* Exercise brief
Every line of the data that contains the string "name" must be copied.

++++ Dataset rows

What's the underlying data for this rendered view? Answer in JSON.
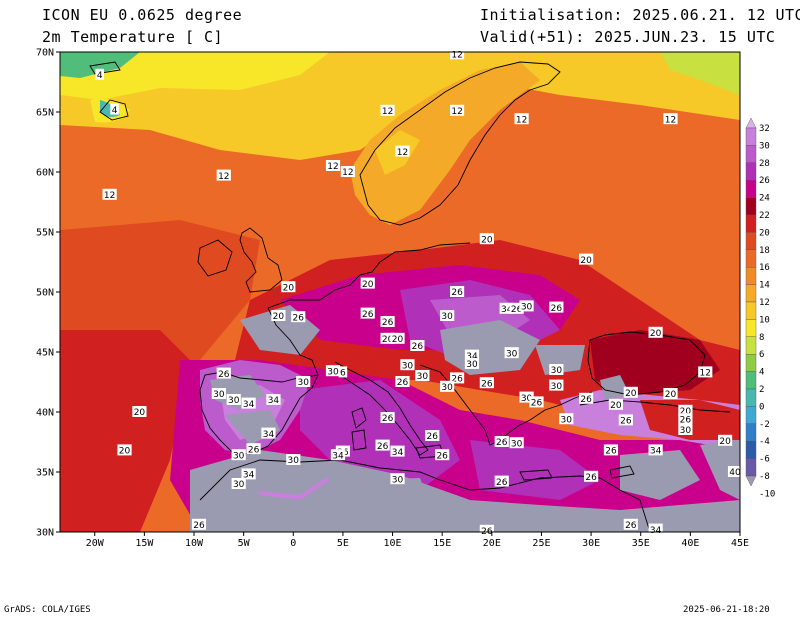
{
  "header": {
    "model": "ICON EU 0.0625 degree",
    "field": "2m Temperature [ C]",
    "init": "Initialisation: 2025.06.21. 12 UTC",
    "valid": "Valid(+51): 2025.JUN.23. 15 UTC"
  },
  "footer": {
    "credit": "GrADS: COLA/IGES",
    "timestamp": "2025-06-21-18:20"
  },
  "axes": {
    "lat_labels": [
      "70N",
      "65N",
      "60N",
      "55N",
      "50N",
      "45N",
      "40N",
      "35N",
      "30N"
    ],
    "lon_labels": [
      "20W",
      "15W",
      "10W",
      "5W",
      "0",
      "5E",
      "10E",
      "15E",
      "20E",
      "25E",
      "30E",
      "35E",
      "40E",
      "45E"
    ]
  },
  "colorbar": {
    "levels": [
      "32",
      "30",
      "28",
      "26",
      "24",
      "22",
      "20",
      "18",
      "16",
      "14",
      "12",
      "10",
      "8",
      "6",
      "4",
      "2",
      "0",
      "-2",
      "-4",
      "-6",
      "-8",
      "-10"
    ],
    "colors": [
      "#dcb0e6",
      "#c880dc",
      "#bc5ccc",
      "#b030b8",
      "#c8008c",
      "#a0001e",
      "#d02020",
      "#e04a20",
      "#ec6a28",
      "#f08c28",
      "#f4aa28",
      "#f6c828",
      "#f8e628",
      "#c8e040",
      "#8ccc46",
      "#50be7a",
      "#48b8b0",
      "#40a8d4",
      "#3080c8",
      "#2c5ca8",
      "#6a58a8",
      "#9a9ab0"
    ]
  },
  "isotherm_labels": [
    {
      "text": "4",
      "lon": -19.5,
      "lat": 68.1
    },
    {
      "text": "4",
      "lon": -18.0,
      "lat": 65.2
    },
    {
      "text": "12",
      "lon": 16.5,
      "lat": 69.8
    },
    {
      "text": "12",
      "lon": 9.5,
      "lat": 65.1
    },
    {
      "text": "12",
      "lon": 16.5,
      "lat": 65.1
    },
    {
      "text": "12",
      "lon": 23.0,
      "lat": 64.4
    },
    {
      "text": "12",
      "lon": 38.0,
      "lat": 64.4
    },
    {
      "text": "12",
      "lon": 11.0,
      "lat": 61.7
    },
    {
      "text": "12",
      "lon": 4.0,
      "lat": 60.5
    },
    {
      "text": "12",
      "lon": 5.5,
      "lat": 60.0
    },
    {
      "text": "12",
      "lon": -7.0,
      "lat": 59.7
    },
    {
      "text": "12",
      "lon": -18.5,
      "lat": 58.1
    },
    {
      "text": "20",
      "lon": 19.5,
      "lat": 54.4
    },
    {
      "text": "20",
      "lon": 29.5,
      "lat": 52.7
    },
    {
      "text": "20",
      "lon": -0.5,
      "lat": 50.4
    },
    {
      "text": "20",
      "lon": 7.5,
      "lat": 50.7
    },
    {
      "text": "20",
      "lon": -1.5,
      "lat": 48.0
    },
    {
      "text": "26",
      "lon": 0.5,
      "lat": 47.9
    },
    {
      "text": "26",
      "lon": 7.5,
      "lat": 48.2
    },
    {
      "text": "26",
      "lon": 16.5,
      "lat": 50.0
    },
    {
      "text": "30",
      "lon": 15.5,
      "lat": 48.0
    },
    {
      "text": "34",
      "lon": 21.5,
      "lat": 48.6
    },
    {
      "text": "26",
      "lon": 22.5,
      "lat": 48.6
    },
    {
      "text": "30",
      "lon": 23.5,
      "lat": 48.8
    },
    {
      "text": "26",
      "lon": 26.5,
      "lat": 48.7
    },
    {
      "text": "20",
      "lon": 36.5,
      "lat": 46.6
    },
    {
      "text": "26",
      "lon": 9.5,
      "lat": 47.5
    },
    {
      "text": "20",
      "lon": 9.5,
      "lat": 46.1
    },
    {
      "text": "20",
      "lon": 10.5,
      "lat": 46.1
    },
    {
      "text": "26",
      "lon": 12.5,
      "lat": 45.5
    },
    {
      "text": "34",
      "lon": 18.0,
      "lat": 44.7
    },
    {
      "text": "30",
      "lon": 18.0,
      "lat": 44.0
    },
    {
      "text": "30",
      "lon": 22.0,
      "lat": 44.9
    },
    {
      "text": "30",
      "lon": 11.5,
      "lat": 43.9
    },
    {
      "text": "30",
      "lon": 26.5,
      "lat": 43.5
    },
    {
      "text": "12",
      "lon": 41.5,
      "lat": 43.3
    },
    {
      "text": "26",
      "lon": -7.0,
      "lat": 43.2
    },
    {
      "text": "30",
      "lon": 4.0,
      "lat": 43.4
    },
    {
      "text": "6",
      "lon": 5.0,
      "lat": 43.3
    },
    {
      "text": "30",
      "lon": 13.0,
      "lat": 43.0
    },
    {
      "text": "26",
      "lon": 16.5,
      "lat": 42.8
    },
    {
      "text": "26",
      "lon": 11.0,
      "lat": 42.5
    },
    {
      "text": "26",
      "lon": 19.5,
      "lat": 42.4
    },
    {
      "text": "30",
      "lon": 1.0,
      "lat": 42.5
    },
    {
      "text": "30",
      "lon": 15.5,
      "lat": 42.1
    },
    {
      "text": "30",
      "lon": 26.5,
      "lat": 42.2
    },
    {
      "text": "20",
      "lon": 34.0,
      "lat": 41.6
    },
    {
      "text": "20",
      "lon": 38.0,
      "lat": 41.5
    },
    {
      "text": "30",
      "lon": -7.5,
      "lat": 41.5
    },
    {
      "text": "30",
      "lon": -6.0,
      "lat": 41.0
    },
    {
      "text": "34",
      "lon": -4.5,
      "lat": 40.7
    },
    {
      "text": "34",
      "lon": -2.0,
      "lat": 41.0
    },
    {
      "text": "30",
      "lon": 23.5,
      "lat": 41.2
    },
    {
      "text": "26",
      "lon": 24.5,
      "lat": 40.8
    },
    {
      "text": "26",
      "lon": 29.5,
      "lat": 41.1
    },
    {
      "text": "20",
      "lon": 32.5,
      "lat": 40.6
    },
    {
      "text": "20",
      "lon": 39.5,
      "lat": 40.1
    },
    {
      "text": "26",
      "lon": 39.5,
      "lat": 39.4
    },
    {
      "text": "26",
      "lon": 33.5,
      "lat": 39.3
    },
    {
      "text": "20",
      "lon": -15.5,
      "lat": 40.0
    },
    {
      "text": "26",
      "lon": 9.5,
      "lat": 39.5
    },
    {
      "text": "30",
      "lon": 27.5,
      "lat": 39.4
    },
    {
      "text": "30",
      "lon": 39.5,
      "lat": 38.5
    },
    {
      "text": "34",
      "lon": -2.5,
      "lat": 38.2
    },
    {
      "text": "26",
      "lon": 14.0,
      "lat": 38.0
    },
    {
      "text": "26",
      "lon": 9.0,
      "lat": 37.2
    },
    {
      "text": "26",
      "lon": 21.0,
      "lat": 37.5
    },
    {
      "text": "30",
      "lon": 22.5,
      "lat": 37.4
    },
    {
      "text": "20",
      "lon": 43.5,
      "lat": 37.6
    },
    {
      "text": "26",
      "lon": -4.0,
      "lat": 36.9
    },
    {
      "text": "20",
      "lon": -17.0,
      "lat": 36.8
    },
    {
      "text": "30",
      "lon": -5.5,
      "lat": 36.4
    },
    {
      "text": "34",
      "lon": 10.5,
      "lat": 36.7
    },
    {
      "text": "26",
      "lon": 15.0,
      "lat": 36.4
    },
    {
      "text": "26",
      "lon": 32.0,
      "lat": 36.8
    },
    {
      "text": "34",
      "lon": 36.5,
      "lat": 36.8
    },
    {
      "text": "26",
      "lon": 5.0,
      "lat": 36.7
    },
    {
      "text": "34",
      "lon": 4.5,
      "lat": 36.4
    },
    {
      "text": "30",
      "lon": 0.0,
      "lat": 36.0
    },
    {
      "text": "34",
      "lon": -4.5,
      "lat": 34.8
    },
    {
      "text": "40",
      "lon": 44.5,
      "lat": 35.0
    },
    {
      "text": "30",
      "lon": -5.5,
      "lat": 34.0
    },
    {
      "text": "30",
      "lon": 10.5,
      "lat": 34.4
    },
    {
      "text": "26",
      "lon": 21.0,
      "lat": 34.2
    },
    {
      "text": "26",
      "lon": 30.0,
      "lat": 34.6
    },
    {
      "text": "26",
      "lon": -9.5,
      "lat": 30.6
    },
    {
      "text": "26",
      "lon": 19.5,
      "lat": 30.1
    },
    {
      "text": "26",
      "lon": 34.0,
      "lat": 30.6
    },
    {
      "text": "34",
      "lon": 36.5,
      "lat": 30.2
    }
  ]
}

++++++++
++++ Dataset rows

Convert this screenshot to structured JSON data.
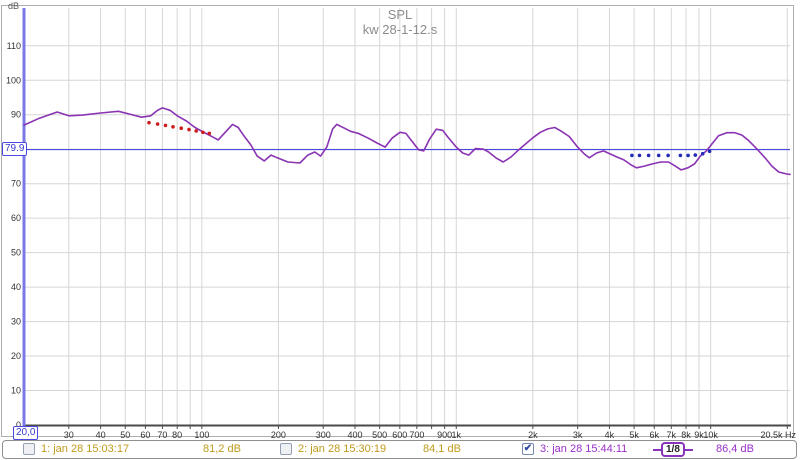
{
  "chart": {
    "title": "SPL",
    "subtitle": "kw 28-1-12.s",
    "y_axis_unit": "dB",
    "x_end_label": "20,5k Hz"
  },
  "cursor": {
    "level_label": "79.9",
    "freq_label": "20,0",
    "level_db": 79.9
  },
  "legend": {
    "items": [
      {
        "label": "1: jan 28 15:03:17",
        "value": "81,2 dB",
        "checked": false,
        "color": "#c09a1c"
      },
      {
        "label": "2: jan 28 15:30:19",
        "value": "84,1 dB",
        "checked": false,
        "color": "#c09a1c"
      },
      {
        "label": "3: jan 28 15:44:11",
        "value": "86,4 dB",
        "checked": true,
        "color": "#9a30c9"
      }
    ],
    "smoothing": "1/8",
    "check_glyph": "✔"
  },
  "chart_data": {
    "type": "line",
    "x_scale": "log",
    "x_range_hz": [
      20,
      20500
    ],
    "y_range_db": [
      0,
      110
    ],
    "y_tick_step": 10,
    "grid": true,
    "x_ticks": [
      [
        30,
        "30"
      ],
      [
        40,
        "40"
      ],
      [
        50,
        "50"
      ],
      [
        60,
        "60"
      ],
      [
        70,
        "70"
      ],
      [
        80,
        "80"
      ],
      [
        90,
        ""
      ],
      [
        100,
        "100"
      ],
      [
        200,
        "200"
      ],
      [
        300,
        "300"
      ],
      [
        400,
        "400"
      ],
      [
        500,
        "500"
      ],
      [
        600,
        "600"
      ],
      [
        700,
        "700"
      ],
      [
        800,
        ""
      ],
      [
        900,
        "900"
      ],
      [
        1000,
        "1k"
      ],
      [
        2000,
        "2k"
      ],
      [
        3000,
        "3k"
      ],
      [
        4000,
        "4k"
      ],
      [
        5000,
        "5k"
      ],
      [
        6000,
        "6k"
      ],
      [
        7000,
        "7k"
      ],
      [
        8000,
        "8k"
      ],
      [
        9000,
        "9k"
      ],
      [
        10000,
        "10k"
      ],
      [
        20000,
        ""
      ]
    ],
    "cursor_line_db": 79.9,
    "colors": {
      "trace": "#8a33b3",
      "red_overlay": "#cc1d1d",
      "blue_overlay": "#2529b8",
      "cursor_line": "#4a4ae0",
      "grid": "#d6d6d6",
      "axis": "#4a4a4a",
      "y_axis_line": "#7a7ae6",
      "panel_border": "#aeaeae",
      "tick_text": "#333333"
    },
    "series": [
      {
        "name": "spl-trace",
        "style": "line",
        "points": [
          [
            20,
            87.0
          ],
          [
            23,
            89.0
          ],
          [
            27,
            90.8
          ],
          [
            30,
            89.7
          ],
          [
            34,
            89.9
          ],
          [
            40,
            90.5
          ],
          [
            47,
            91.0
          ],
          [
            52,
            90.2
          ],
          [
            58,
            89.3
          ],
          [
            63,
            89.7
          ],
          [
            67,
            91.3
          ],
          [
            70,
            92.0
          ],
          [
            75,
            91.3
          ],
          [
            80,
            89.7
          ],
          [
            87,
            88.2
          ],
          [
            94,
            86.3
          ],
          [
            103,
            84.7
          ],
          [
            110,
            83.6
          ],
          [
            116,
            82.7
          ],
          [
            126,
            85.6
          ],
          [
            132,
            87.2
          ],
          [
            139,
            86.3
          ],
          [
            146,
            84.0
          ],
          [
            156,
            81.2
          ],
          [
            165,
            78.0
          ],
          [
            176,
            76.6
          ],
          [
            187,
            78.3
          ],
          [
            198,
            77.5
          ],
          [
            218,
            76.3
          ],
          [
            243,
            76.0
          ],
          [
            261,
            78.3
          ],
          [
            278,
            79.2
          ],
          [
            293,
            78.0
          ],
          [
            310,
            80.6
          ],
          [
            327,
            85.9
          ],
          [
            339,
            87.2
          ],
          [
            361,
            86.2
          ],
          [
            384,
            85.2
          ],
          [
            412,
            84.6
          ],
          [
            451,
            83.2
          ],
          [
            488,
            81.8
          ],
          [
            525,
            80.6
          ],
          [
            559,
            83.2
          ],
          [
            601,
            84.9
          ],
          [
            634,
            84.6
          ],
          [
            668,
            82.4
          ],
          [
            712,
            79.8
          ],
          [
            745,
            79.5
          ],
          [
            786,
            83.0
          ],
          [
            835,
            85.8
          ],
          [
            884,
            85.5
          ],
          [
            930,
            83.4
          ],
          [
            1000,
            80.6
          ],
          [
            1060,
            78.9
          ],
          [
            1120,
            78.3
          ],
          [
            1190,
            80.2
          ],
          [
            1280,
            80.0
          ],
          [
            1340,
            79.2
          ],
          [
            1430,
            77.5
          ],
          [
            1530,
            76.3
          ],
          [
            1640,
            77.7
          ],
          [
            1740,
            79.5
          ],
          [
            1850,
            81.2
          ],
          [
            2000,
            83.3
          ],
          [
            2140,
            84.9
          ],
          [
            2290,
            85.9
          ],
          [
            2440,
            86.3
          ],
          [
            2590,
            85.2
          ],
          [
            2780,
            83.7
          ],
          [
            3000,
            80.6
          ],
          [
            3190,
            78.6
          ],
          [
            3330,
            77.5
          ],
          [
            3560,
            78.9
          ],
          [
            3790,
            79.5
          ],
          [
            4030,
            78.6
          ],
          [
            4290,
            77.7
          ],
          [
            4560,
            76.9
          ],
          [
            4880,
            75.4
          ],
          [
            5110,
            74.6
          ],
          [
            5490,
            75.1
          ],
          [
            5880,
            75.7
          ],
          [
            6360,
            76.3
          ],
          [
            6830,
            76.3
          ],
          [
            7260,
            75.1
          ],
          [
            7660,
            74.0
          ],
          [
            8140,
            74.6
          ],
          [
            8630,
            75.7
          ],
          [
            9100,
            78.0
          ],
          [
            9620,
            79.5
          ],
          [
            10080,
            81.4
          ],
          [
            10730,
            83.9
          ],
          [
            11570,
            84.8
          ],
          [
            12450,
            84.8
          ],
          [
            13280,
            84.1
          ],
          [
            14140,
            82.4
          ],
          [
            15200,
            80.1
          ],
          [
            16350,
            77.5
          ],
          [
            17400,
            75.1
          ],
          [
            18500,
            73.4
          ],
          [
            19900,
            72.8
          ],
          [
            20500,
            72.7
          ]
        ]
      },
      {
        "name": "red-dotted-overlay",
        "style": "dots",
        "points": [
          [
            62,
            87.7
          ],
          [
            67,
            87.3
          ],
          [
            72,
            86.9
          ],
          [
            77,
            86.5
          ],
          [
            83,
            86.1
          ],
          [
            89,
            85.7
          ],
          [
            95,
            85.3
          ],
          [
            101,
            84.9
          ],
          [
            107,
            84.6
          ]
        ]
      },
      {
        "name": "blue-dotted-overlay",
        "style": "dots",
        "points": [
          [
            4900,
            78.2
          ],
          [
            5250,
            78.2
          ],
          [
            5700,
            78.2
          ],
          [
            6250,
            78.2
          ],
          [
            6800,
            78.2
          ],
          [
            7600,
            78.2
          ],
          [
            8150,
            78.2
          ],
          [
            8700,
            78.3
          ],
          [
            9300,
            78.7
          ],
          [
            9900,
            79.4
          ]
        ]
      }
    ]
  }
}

++++++++
++++ Dataset rows

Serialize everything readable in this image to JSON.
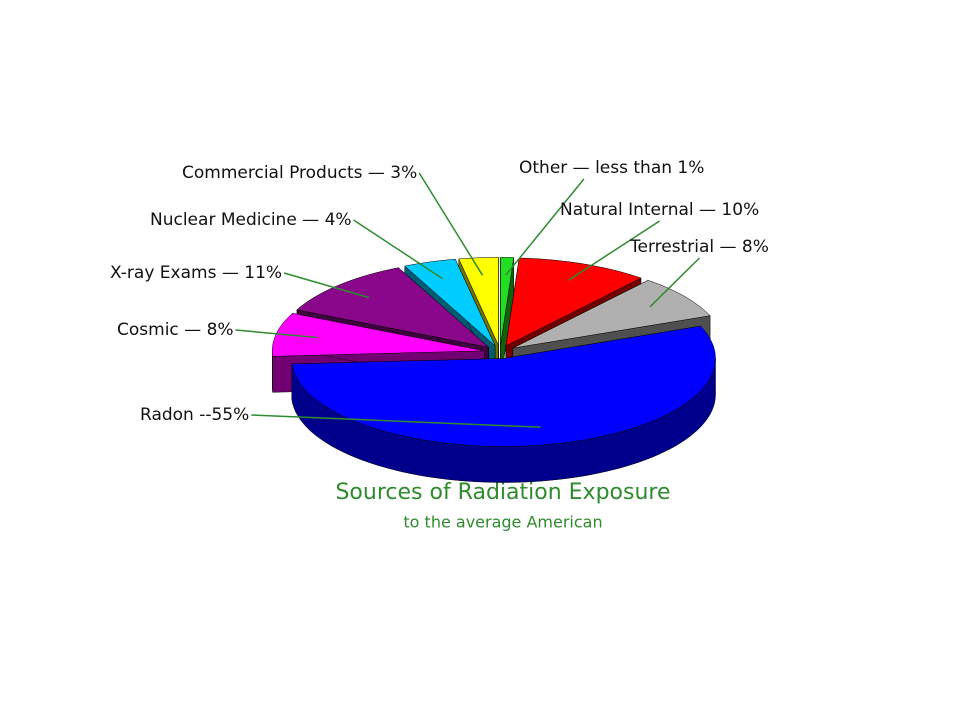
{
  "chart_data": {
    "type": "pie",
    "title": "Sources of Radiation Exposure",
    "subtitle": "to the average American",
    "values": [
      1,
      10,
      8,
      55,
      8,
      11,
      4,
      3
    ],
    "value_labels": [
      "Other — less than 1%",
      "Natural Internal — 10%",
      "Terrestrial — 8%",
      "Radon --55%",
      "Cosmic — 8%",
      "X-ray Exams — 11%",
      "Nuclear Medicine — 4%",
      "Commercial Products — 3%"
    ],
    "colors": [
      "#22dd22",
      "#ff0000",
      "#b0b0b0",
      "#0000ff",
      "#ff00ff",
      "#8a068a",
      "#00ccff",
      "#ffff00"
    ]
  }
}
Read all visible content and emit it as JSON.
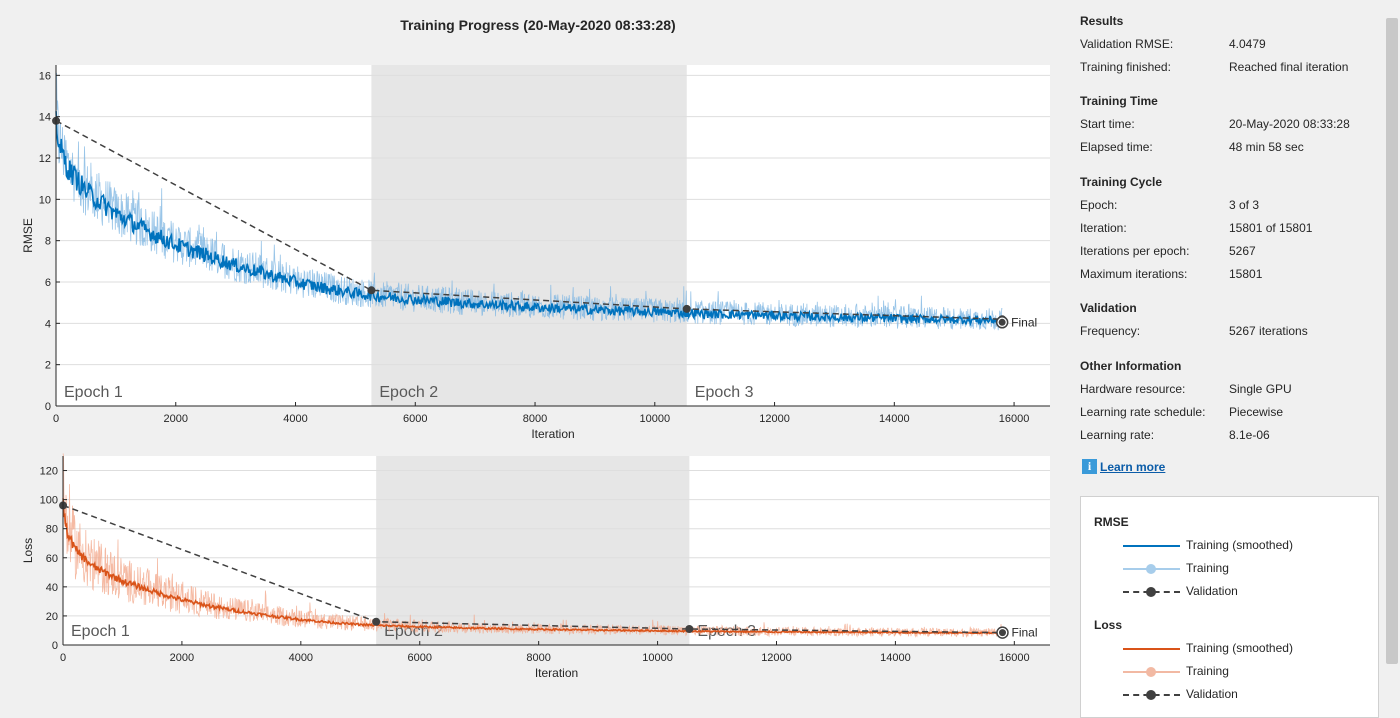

++++++++

* Correct response
        "name": "spl-trace",
        "name": "red-dotted-overlay",
        "name": "blue-dotted-overlay",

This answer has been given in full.